%%

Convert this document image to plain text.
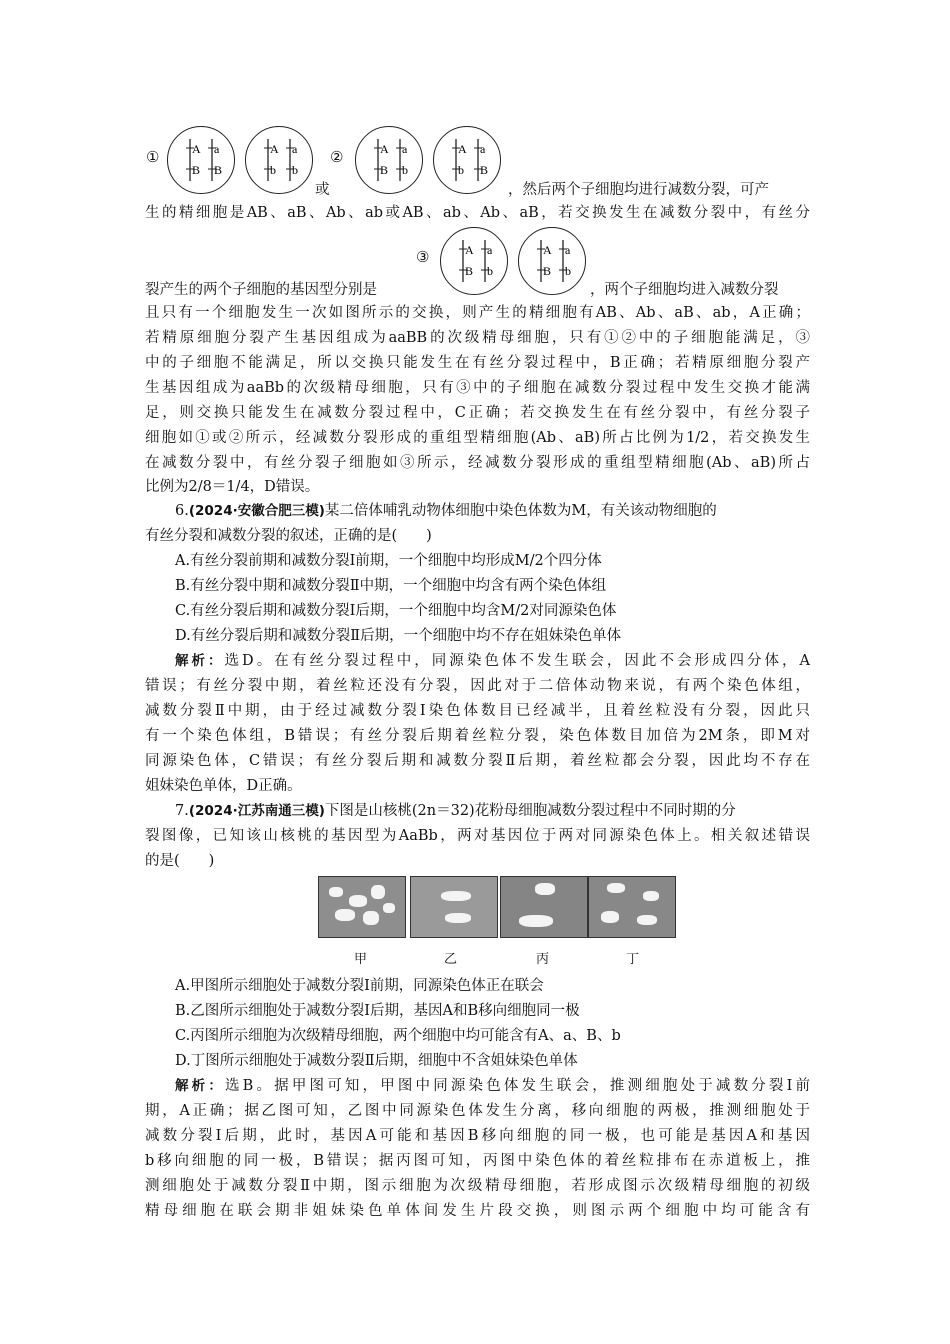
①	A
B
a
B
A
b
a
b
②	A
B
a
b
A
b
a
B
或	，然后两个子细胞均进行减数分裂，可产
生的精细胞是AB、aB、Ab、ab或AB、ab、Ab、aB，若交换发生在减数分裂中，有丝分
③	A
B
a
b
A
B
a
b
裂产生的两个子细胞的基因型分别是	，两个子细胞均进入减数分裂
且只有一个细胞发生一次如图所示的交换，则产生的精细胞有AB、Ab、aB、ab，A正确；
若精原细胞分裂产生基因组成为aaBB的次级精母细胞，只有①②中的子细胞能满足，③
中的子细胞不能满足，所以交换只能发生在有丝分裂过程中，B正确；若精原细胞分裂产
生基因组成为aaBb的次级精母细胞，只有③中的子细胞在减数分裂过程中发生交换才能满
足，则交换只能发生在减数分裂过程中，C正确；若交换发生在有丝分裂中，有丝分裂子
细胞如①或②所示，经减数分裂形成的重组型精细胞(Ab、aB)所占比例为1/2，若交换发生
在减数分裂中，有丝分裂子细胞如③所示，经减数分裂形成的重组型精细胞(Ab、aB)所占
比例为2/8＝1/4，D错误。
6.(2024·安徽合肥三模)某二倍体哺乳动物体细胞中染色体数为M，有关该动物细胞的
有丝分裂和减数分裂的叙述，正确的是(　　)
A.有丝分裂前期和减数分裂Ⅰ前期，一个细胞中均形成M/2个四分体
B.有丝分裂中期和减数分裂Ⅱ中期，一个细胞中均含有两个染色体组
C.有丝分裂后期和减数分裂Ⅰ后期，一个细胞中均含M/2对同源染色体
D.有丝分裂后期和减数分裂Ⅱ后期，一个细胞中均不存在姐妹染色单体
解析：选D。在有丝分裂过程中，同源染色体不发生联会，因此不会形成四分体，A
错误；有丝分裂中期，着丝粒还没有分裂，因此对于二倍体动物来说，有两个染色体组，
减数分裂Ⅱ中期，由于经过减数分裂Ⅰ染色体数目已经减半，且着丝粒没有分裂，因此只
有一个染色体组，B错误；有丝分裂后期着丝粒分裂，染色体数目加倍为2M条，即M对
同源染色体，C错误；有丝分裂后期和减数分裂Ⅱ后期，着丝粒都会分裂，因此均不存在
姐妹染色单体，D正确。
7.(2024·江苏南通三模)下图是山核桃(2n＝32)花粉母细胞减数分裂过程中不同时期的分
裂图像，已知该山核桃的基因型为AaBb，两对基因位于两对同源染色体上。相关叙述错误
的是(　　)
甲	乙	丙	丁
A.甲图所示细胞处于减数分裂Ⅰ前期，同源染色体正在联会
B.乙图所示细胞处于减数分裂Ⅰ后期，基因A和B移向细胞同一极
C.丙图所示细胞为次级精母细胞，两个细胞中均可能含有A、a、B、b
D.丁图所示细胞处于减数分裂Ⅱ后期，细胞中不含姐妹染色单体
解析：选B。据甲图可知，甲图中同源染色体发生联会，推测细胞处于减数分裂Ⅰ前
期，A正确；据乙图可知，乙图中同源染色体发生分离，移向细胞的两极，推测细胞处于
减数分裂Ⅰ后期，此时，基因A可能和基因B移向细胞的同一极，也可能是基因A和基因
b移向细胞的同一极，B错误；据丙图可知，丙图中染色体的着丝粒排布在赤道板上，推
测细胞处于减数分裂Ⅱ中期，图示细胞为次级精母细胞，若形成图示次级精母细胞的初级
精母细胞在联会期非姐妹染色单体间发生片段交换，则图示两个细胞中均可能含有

%%

Pictures are to be left out; repeat all the remaining data exactly.

Convert this document image to plain text.
①	A
B
a
B
A
b
a
b
②	A
B
a
b
A
b
a
B
或	，然后两个子细胞均进行减数分裂，可产
生的精细胞是AB、aB、Ab、ab或AB、ab、Ab、aB，若交换发生在减数分裂中，有丝分
③	A
B
a
b
A
B
a
b
裂产生的两个子细胞的基因型分别是	，两个子细胞均进入减数分裂
且只有一个细胞发生一次如图所示的交换，则产生的精细胞有AB、Ab、aB、ab，A正确；
若精原细胞分裂产生基因组成为aaBB的次级精母细胞，只有①②中的子细胞能满足，③
中的子细胞不能满足，所以交换只能发生在有丝分裂过程中，B正确；若精原细胞分裂产
生基因组成为aaBb的次级精母细胞，只有③中的子细胞在减数分裂过程中发生交换才能满
足，则交换只能发生在减数分裂过程中，C正确；若交换发生在有丝分裂中，有丝分裂子
细胞如①或②所示，经减数分裂形成的重组型精细胞(Ab、aB)所占比例为1/2，若交换发生
在减数分裂中，有丝分裂子细胞如③所示，经减数分裂形成的重组型精细胞(Ab、aB)所占
比例为2/8＝1/4，D错误。
6.(2024·安徽合肥三模)某二倍体哺乳动物体细胞中染色体数为M，有关该动物细胞的
有丝分裂和减数分裂的叙述，正确的是(　　)
A.有丝分裂前期和减数分裂Ⅰ前期，一个细胞中均形成M/2个四分体
B.有丝分裂中期和减数分裂Ⅱ中期，一个细胞中均含有两个染色体组
C.有丝分裂后期和减数分裂Ⅰ后期，一个细胞中均含M/2对同源染色体
D.有丝分裂后期和减数分裂Ⅱ后期，一个细胞中均不存在姐妹染色单体
解析：选D。在有丝分裂过程中，同源染色体不发生联会，因此不会形成四分体，A
错误；有丝分裂中期，着丝粒还没有分裂，因此对于二倍体动物来说，有两个染色体组，
减数分裂Ⅱ中期，由于经过减数分裂Ⅰ染色体数目已经减半，且着丝粒没有分裂，因此只
有一个染色体组，B错误；有丝分裂后期着丝粒分裂，染色体数目加倍为2M条，即M对
同源染色体，C错误；有丝分裂后期和减数分裂Ⅱ后期，着丝粒都会分裂，因此均不存在
姐妹染色单体，D正确。
7.(2024·江苏南通三模)下图是山核桃(2n＝32)花粉母细胞减数分裂过程中不同时期的分
裂图像，已知该山核桃的基因型为AaBb，两对基因位于两对同源染色体上。相关叙述错误
的是(　　)
甲	乙	丙	丁
A.甲图所示细胞处于减数分裂Ⅰ前期，同源染色体正在联会
B.乙图所示细胞处于减数分裂Ⅰ后期，基因A和B移向细胞同一极
C.丙图所示细胞为次级精母细胞，两个细胞中均可能含有A、a、B、b
D.丁图所示细胞处于减数分裂Ⅱ后期，细胞中不含姐妹染色单体
解析：选B。据甲图可知，甲图中同源染色体发生联会，推测细胞处于减数分裂Ⅰ前
期，A正确；据乙图可知，乙图中同源染色体发生分离，移向细胞的两极，推测细胞处于
减数分裂Ⅰ后期，此时，基因A可能和基因B移向细胞的同一极，也可能是基因A和基因
b移向细胞的同一极，B错误；据丙图可知，丙图中染色体的着丝粒排布在赤道板上，推
测细胞处于减数分裂Ⅱ中期，图示细胞为次级精母细胞，若形成图示次级精母细胞的初级
精母细胞在联会期非姐妹染色单体间发生片段交换，则图示两个细胞中均可能含有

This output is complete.